__Study text__:
Segment Open
The Drive with Peter Attia — Amesh Adalja

On: Comparing COVID-19 to past pandemics, preparing for the future, and reasons for optimism

Episode: 106

Date: 13 April 2020

Senior Scholar at the Johns Hopkins University Center for Health Security. focused on emerging infectious disease, pandemic preparedness, and biosecurity.

Key Subjects:

  • Spread.
    • COVID-19 may have spread outside of China prior to December 2019, but if so, sporadically.
  • Fatality.
    • Novel flu (1958): about 100,000 people.
    • Worst regular flu season (2017/18): about 80,000 people.
    • H1N1 (2009): spread to 61 million, but very low mortality.
    • Avian influenza: 65% mortality.
    • COVID-19:
      • Previously over-estimated (denominator too low).
        • Severity bias: only people with severe symptoms are tested.
        • Also, previous models over-estimated hospitalization rate.
          • Not 15-20%, probably closer to 5%.
      • CFR likely below 1%.
        • Perhaps in the 0.3-0.7% range.
      • On average.
        • Subject to age and underlying conditions.
      • For US, final number probably close to current 60,000 people estimate.
  • Versions.
    • Common versions:
      • Ubiquitous: spread easily, commonly infect humans globally.
      • Mild in symptoms (cause about 25% of our colds).
      • Recur seasonally.
      • Four versions: 229E (alpha), NL63 (alpha), OC43 (beta) and HKU1 (beta).
    • Other versions: evolves in animals, transmitted to humans.
      • Mostly animal to human transmission.
      • Outbreaks mostly occur in hospitals, difficult to sustain in human population.
      • MERS-CoV (beta), SARS-CoV (beta).
    • SARS-CoV-2 may become fifth common version.
Segment Closed
__To do__:
a) What mortality rate do the episode notes give for avian influenza?
b) Output the stretch of the episode notes from "Senior Scholar at" through "(denominator too low).", word for word.

__Dataset content__:
Segment Open
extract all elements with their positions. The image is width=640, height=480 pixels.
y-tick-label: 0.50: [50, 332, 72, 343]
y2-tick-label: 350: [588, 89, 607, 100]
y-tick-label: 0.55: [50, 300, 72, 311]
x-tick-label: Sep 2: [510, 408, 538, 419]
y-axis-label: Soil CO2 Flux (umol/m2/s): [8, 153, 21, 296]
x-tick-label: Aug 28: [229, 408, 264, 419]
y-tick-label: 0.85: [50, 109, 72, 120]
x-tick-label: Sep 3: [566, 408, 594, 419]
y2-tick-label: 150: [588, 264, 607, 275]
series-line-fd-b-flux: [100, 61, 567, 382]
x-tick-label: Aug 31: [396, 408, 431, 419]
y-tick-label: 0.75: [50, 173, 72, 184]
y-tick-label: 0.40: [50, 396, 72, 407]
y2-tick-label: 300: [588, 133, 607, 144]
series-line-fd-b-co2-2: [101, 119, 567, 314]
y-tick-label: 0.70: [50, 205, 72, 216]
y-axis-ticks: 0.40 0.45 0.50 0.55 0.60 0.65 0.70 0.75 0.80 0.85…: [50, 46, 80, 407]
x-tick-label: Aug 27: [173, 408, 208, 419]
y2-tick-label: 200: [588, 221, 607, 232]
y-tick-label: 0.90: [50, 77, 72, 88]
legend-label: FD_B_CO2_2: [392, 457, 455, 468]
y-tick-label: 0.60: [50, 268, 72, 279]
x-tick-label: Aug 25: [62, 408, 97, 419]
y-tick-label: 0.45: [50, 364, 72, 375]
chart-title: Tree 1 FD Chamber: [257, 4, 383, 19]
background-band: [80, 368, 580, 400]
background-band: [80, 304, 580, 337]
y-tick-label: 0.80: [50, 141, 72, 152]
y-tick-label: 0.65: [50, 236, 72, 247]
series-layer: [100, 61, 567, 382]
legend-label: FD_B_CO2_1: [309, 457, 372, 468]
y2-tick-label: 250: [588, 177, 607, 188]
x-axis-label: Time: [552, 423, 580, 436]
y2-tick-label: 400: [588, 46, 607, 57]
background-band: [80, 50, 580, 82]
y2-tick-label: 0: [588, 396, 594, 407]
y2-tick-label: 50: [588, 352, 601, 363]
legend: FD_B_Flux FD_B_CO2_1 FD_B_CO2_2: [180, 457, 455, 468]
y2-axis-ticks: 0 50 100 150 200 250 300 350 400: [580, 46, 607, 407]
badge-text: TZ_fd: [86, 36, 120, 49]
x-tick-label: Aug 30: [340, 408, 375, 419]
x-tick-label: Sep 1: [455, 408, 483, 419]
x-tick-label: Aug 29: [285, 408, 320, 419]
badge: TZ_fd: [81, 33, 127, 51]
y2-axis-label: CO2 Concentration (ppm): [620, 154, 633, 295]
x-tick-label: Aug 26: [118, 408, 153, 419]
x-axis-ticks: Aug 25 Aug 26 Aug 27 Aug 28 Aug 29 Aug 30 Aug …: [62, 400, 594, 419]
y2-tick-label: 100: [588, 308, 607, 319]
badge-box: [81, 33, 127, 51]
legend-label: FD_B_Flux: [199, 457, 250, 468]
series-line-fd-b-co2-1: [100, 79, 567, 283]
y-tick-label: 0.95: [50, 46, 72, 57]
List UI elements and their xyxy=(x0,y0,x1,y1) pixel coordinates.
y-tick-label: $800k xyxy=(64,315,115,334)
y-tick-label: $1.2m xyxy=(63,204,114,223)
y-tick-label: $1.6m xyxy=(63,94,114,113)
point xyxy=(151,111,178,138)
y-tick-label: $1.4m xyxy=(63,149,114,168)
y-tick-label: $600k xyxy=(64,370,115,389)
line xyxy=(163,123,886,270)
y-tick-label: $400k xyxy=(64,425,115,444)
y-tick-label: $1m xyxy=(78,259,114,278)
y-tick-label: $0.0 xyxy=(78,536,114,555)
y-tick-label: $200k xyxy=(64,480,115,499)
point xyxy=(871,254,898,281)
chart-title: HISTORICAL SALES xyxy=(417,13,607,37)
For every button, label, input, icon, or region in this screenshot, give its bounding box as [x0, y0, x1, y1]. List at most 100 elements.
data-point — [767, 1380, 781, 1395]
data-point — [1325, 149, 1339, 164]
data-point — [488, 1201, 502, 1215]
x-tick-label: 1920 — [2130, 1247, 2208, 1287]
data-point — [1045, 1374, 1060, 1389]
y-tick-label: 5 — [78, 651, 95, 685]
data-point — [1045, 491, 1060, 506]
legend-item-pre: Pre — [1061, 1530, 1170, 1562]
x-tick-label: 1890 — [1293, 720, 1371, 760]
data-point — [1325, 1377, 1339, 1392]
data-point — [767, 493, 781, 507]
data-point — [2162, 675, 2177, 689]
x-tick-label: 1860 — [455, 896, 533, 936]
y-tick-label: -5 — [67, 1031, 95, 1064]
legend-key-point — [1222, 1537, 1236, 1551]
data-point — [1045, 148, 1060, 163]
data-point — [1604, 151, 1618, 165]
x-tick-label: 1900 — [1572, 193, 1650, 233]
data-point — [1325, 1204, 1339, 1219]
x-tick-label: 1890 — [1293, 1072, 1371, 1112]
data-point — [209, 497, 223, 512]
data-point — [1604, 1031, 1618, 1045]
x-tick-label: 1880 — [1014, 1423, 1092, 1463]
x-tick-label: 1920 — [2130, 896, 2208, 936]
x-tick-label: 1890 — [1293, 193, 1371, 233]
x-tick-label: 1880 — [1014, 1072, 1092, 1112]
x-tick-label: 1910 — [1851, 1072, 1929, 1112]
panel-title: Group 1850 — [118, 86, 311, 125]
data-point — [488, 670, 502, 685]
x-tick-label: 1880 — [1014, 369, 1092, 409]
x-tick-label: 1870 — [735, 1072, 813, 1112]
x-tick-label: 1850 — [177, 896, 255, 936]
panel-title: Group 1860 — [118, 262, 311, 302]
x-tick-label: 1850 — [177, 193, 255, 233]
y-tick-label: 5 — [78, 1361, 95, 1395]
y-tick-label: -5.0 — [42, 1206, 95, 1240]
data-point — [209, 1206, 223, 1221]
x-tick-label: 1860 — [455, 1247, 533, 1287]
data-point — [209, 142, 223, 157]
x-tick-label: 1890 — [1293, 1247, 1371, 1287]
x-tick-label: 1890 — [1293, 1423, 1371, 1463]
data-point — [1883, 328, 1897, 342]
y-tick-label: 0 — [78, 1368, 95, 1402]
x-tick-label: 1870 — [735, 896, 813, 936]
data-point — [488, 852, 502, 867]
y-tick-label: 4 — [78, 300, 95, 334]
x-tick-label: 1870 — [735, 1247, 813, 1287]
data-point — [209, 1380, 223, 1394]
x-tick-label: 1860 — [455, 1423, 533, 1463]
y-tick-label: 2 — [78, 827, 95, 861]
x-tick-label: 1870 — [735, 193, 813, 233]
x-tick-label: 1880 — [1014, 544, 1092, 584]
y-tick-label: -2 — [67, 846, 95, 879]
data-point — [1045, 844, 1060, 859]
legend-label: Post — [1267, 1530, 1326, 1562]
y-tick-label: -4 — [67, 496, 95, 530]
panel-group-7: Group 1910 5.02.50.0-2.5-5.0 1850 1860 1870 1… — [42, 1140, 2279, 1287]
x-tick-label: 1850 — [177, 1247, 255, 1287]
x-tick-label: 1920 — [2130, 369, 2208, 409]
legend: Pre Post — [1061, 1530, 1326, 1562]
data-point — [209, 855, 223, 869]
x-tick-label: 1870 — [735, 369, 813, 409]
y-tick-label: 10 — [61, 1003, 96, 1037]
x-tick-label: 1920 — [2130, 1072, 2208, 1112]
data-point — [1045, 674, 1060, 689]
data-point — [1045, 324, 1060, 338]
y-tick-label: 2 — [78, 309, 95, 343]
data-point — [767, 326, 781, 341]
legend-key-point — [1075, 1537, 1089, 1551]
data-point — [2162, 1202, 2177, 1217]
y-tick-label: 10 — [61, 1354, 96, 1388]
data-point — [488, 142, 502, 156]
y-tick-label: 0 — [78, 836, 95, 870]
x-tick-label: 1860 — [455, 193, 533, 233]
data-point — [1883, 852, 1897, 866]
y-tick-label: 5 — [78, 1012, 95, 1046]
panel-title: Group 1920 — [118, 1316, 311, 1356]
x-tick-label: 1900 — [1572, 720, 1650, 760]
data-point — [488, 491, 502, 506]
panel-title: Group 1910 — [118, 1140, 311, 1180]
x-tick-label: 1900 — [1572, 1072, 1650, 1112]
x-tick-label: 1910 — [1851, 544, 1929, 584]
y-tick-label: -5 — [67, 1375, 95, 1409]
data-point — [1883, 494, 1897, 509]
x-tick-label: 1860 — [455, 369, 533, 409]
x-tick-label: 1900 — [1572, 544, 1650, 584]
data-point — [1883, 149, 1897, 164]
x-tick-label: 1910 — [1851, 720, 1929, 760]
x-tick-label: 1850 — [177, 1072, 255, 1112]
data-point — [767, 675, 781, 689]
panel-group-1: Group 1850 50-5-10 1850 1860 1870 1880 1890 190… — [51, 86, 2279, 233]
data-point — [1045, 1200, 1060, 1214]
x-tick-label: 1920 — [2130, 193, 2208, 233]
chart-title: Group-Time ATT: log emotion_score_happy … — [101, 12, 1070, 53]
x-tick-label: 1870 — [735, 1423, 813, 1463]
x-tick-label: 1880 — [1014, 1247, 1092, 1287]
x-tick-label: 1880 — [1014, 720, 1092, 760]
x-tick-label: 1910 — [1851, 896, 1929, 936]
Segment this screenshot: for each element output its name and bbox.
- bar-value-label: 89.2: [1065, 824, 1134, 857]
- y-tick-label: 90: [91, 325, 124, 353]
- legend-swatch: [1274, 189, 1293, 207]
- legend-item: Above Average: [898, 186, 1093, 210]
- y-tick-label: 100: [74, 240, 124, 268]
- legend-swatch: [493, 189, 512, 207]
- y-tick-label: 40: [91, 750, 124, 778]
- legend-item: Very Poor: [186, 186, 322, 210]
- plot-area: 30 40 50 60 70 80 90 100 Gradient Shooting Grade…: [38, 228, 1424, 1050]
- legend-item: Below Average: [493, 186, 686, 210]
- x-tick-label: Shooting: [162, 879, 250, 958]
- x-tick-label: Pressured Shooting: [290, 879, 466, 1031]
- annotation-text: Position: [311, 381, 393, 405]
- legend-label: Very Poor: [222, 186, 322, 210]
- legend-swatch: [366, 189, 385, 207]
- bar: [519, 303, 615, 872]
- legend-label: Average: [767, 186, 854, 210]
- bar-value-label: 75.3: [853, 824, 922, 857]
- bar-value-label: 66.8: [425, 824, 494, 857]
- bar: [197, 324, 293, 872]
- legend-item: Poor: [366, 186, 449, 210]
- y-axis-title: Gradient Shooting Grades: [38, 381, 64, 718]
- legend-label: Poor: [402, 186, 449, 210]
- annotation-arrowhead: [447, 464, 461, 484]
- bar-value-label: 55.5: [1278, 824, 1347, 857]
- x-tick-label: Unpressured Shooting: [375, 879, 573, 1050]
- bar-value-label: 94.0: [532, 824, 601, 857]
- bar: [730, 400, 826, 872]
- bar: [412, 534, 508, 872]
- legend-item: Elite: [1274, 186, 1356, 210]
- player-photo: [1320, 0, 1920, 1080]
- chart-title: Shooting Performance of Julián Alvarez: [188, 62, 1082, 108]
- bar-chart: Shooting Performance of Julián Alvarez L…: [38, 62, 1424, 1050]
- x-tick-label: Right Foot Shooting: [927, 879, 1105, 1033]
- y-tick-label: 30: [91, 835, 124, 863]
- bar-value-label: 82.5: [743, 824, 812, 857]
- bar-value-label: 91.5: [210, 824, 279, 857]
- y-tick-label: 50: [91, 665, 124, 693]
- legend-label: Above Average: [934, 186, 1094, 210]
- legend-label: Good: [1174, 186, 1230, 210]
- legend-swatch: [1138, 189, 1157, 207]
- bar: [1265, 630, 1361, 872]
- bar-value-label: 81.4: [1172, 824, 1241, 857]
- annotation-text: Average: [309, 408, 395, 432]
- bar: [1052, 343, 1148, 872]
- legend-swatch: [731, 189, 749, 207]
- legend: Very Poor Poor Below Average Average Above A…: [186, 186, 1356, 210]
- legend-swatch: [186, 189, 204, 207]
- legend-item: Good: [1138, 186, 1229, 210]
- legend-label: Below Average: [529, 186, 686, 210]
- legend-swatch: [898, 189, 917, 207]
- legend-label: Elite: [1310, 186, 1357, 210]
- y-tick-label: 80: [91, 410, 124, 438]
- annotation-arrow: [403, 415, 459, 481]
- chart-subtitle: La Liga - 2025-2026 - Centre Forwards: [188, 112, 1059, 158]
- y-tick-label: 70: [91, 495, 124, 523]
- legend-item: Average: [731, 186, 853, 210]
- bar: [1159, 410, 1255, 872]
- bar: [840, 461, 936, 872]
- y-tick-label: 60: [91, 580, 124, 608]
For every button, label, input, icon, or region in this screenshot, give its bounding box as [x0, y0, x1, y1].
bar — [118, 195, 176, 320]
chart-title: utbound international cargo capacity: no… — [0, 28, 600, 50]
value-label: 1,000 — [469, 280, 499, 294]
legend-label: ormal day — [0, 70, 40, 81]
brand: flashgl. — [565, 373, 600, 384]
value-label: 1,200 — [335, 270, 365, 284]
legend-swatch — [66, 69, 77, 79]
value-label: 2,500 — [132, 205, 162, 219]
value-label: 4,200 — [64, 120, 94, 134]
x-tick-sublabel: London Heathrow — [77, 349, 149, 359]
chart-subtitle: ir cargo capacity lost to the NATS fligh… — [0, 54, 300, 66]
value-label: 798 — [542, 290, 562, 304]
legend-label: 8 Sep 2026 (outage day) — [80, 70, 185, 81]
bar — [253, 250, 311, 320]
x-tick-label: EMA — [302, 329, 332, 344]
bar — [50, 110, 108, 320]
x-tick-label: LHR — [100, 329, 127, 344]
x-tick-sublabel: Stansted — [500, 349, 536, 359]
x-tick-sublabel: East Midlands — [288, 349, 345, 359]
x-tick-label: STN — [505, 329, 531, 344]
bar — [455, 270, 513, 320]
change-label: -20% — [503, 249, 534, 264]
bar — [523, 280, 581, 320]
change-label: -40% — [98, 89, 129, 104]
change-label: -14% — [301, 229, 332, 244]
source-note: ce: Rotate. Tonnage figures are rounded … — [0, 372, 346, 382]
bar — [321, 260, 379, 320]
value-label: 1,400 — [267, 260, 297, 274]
Segment Closed
__Numbered answers__:
a) 65%

b)
Senior Scholar at the Johns Hopkins University Center for Health Security. focused on emerging infectious disease, pandemic preparedness, and biosecurity.

Key Subjects:

  • Spread.
    • COVID-19 may have spread outside of China prior to December 2019, but if so, sporadically.
  • Fatality.
    • Novel flu (1958): about 100,000 people.
    • Worst regular flu season (2017/18): about 80,000 people.
    • H1N1 (2009): spread to 61 million, but very low mortality.
    • Avian influenza: 65% mortality.
    • COVID-19:
      • Previously over-estimated (denominator too low).